*** Begin section ***

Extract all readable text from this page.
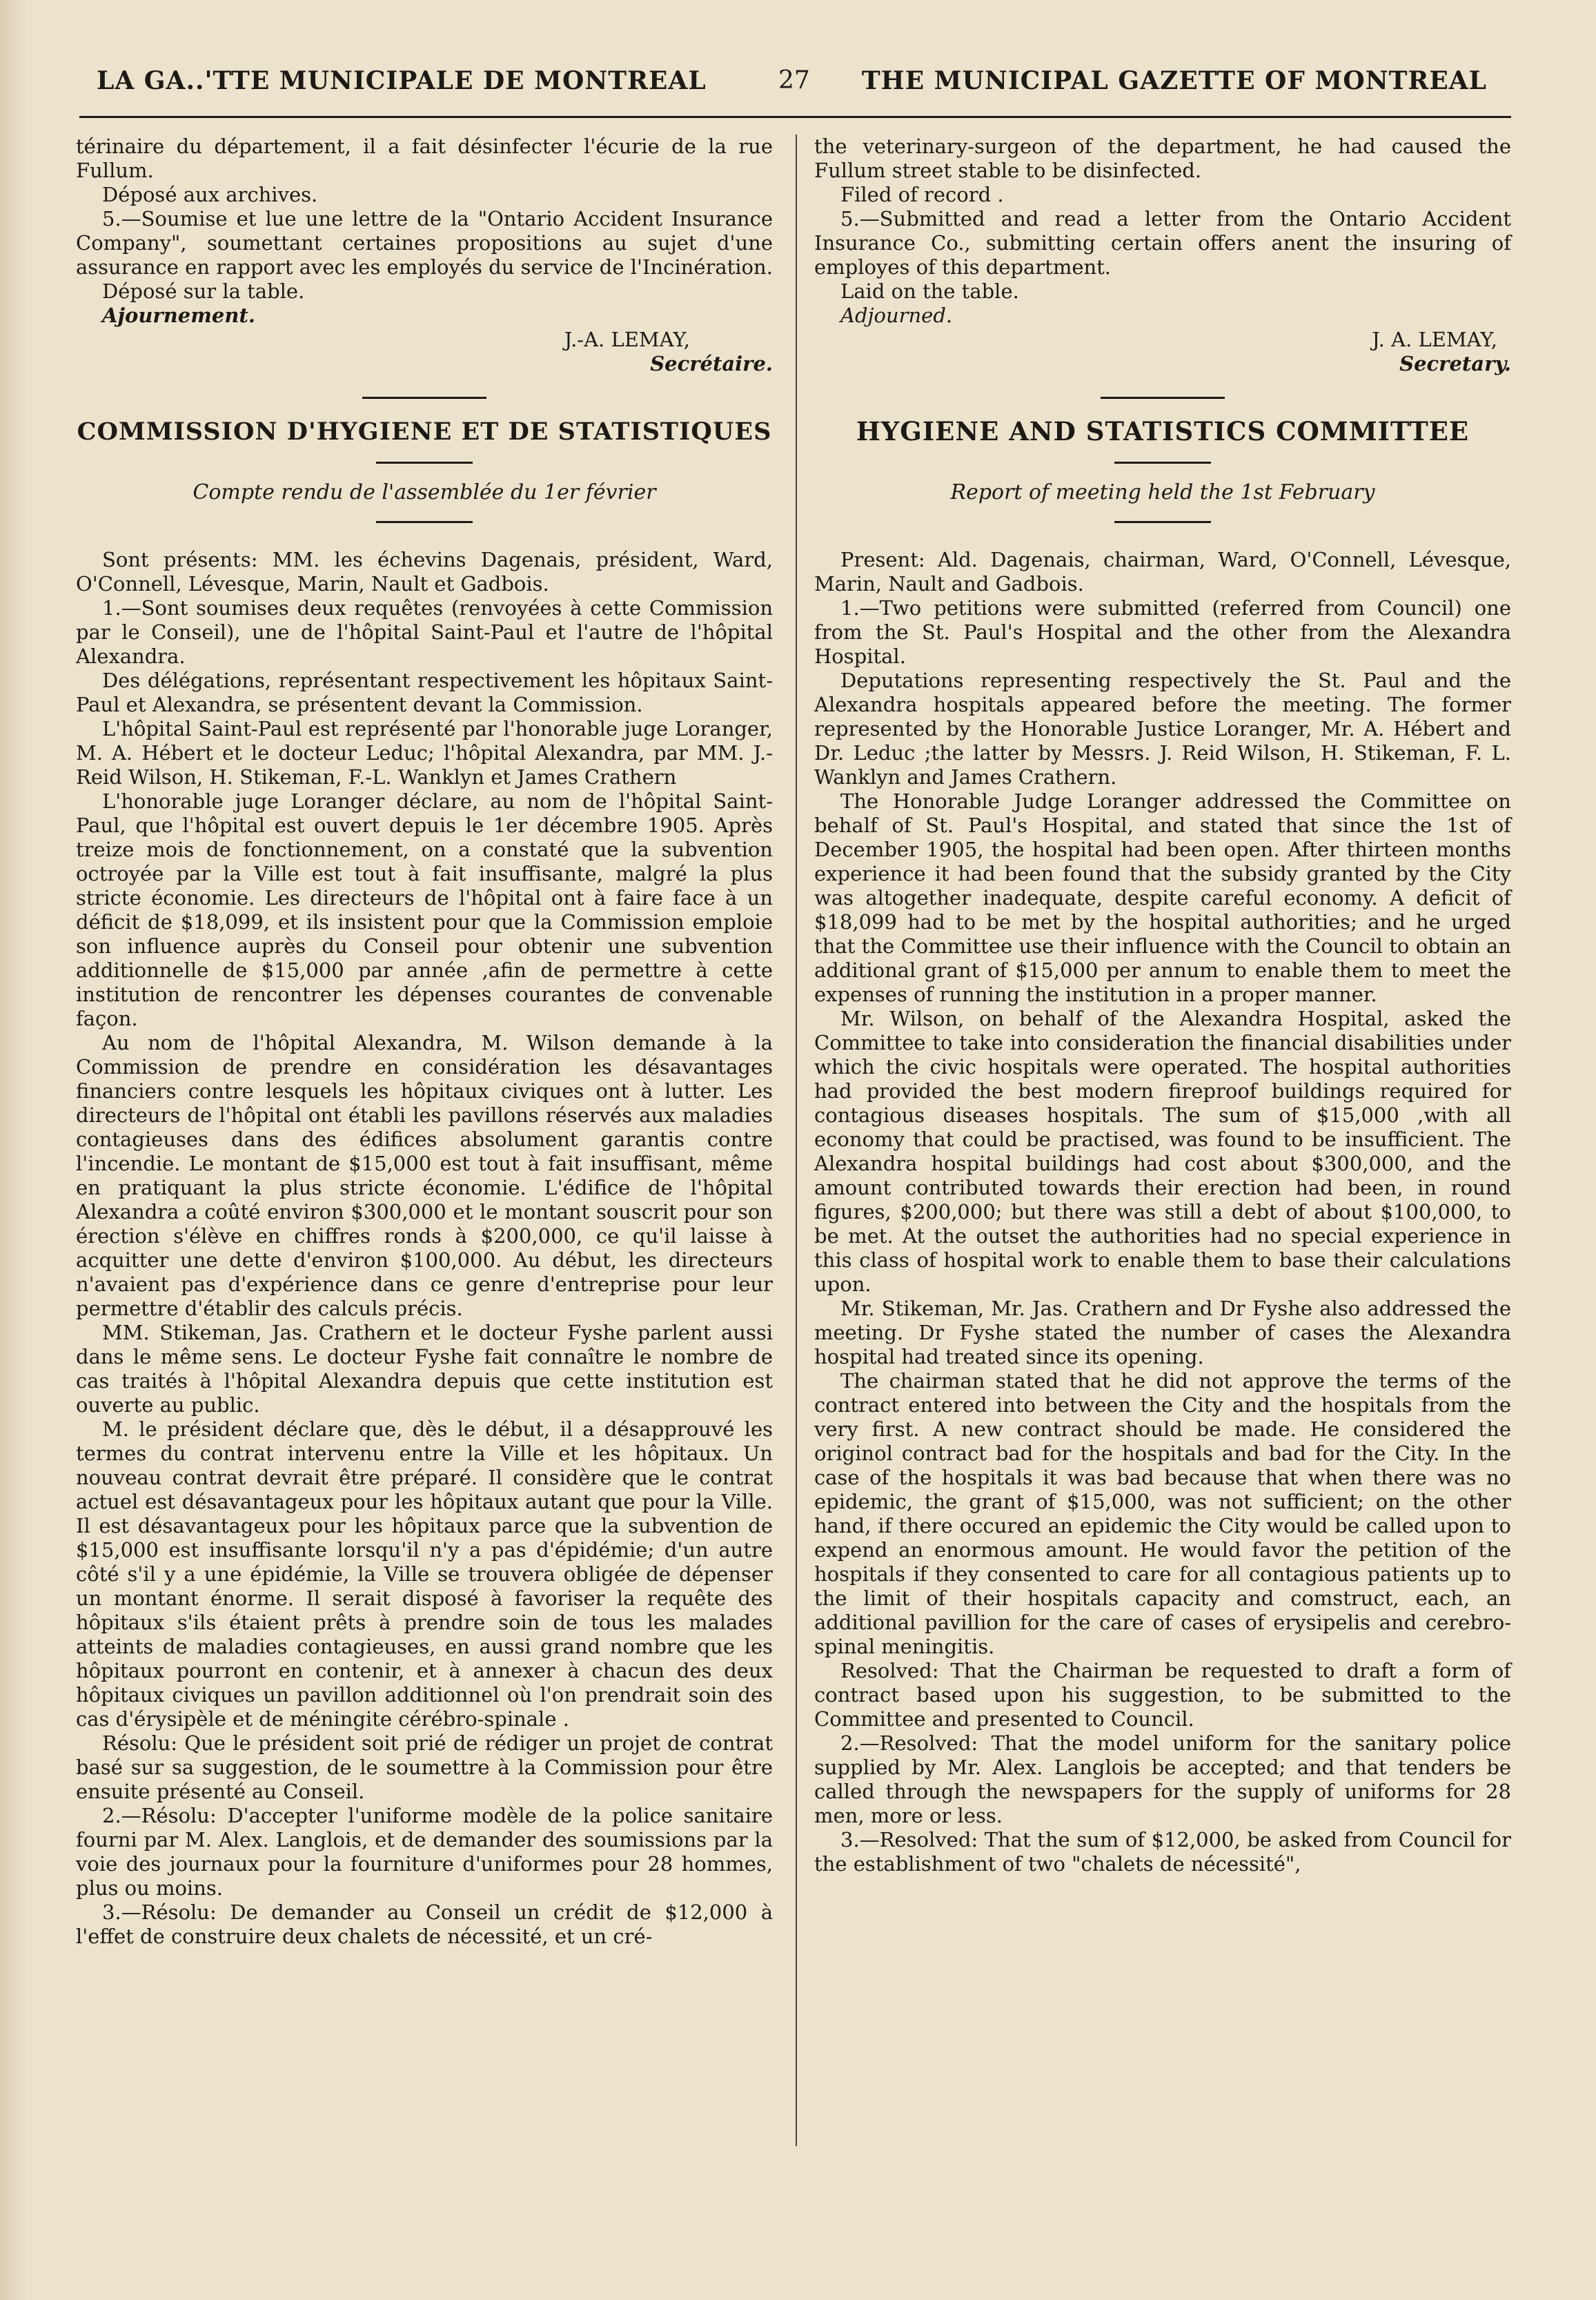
LA GA..'TTE MUNICIPALE DE MONTREAL	27 THE MUNICIPAL GAZETTE OF MONTREAL

térinaire du département, il a fait désinfecter l'écurie de la rue Fullum.

Déposé aux archives.

5.—Soumise et lue une lettre de la "Ontario Accident Insurance Company", soumettant certaines propositions au sujet d'une assurance en rapport avec les employés du service de l'Incinération.

Déposé sur la table.

Ajournement.

J.-A. LEMAY,
Secrétaire.
COMMISSION D'HYGIENE ET DE STATISTIQUES
Compte rendu de l'assemblée du 1er février

Sont présents: MM. les échevins Dagenais, président, Ward, O'Connell, Lévesque, Marin, Nault et Gadbois.

1.—Sont soumises deux requêtes (renvoyées à cette Commission par le Conseil), une de l'hôpital Saint-Paul et l'autre de l'hôpital Alexandra.

Des délégations, représentant respectivement les hôpitaux Saint-Paul et Alexandra, se présentent devant la Commission.

L'hôpital Saint-Paul est représenté par l'honorable juge Loranger, M. A. Hébert et le docteur Leduc; l'hôpital Alexandra, par MM. J.-Reid Wilson, H. Stikeman, F.-L. Wanklyn et James Crathern

L'honorable juge Loranger déclare, au nom de l'hôpital Saint-Paul, que l'hôpital est ouvert depuis le 1er décembre 1905. Après treize mois de fonctionnement, on a constaté que la subvention octroyée par la Ville est tout à fait insuffisante, malgré la plus stricte économie. Les directeurs de l'hôpital ont à faire face à un déficit de $18,099, et ils insistent pour que la Commission emploie son influence auprès du Conseil pour obtenir une subvention additionnelle de $15,000 par année ,afin de permettre à cette institution de rencontrer les dépenses courantes de convenable façon.

Au nom de l'hôpital Alexandra, M. Wilson demande à la Commission de prendre en considération les désavantages financiers contre lesquels les hôpitaux civiques ont à lutter. Les directeurs de l'hôpital ont établi les pavillons réservés aux maladies contagieuses dans des édifices absolument garantis contre l'incendie. Le montant de $15,000 est tout à fait insuffisant, même en pratiquant la plus stricte économie. L'édifice de l'hôpital Alexandra a coûté environ $300,000 et le montant souscrit pour son érection s'élève en chiffres ronds à $200,000, ce qu'il laisse à acquitter une dette d'environ $100,000. Au début, les directeurs n'avaient pas d'expérience dans ce genre d'entreprise pour leur permettre d'établir des calculs précis.

MM. Stikeman, Jas. Crathern et le docteur Fyshe parlent aussi dans le même sens. Le docteur Fyshe fait connaître le nombre de cas traités à l'hôpital Alexandra depuis que cette institution est ouverte au public.

M. le président déclare que, dès le début, il a désapprouvé les termes du contrat intervenu entre la Ville et les hôpitaux. Un nouveau contrat devrait être préparé. Il considère que le contrat actuel est désavantageux pour les hôpitaux autant que pour la Ville. Il est désavantageux pour les hôpitaux parce que la subvention de $15,000 est insuffisante lorsqu'il n'y a pas d'épidémie; d'un autre côté s'il y a une épidémie, la Ville se trouvera obligée de dépenser un montant énorme. Il serait disposé à favoriser la requête des hôpitaux s'ils étaient prêts à prendre soin de tous les malades atteints de maladies contagieuses, en aussi grand nombre que les hôpitaux pourront en contenir, et à annexer à chacun des deux hôpitaux civiques un pavillon additionnel où l'on prendrait soin des cas d'érysipèle et de méningite cérébro-spinale .

Résolu: Que le président soit prié de rédiger un projet de contrat basé sur sa suggestion, de le soumettre à la Commission pour être ensuite présenté au Conseil.

2.—Résolu: D'accepter l'uniforme modèle de la police sanitaire fourni par M. Alex. Langlois, et de demander des soumissions par la voie des journaux pour la fourniture d'uniformes pour 28 hommes, plus ou moins.

3.—Résolu: De demander au Conseil un crédit de $12,000 à l'effet de construire deux chalets de nécessité, et un cré-

the veterinary-surgeon of the department, he had caused the Fullum street stable to be disinfected.

Filed of record .

5.—Submitted and read a letter from the Ontario Accident Insurance Co., submitting certain offers anent the insuring of employes of this department.

Laid on the table.

Adjourned.

J. A. LEMAY,
Secretary.
HYGIENE AND STATISTICS COMMITTEE
Report of meeting held the 1st February

Present: Ald. Dagenais, chairman, Ward, O'Connell, Lévesque, Marin, Nault and Gadbois.

1.—Two petitions were submitted (referred from Council) one from the St. Paul's Hospital and the other from the Alexandra Hospital.

Deputations representing respectively the St. Paul and the Alexandra hospitals appeared before the meeting. The former represented by the Honorable Justice Loranger, Mr. A. Hébert and Dr. Leduc ;the latter by Messrs. J. Reid Wilson, H. Stikeman, F. L. Wanklyn and James Crathern.

The Honorable Judge Loranger addressed the Committee on behalf of St. Paul's Hospital, and stated that since the 1st of December 1905, the hospital had been open. After thirteen months experience it had been found that the subsidy granted by the City was altogether inadequate, despite careful economy. A deficit of $18,099 had to be met by the hospital authorities; and he urged that the Committee use their influence with the Council to obtain an additional grant of $15,000 per annum to enable them to meet the expenses of running the institution in a proper manner.

Mr. Wilson, on behalf of the Alexandra Hospital, asked the Committee to take into consideration the financial disabilities under which the civic hospitals were operated. The hospital authorities had provided the best modern fireproof buildings required for contagious diseases hospitals. The sum of $15,000 ,with all economy that could be practised, was found to be insufficient. The Alexandra hospital buildings had cost about $300,000, and the amount contributed towards their erection had been, in round figures, $200,000; but there was still a debt of about $100,000, to be met. At the outset the authorities had no special experience in this class of hospital work to enable them to base their calculations upon.

Mr. Stikeman, Mr. Jas. Crathern and Dr Fyshe also addressed the meeting. Dr Fyshe stated the number of cases the Alexandra hospital had treated since its opening.

The chairman stated that he did not approve the terms of the contract entered into between the City and the hospitals from the very first. A new contract should be made. He considered the originol contract bad for the hospitals and bad for the City. In the case of the hospitals it was bad because that when there was no epidemic, the grant of $15,000, was not sufficient; on the other hand, if there occured an epidemic the City would be called upon to expend an enormous amount. He would favor the petition of the hospitals if they consented to care for all contagious patients up to the limit of their hospitals capacity and comstruct, each, an additional pavillion for the care of cases of erysipelis and cerebro-spinal meningitis.

Resolved: That the Chairman be requested to draft a form of contract based upon his suggestion, to be submitted to the Committee and presented to Council.

2.—Resolved: That the model uniform for the sanitary police supplied by Mr. Alex. Langlois be accepted; and that tenders be called through the newspapers for the supply of uniforms for 28 men, more or less.

3.—Resolved: That the sum of $12,000, be asked from Council for the establishment of two "chalets de nécessité",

*** End section ***

* **HOW TO COMPLETE THIS TASK**: When the word "autre" appears in a line of the listing, pull that line out.

* **COMPLETED TASK**:
1.—Sont soumises deux requêtes (renvoyées à cette Commission par le Conseil), une de l'hôpital Saint-Paul et l'autre de l'hôpital Alexandra.
M. le président déclare que, dès le début, il a désapprouvé les termes du contrat intervenu entre la Ville et les hôpitaux. Un nouveau contrat devrait être préparé. Il considère que le contrat actuel est désavantageux pour les hôpitaux autant que pour la Ville. Il est désavantageux pour les hôpitaux parce que la subvention de $15,000 est insuffisante lorsqu'il n'y a pas d'épidémie; d'un autre côté s'il y a une épidémie, la Ville se trouvera obligée de dépenser un montant énorme. Il serait disposé à favoriser la requête des hôpitaux s'ils étaient prêts à prendre soin de tous les malades atteints de maladies contagieuses, en aussi grand nombre que les hôpitaux pourront en contenir, et à annexer à chacun des deux hôpitaux civiques un pavillon additionnel où l'on prendrait soin des cas d'érysipèle et de méningite cérébro-spinale .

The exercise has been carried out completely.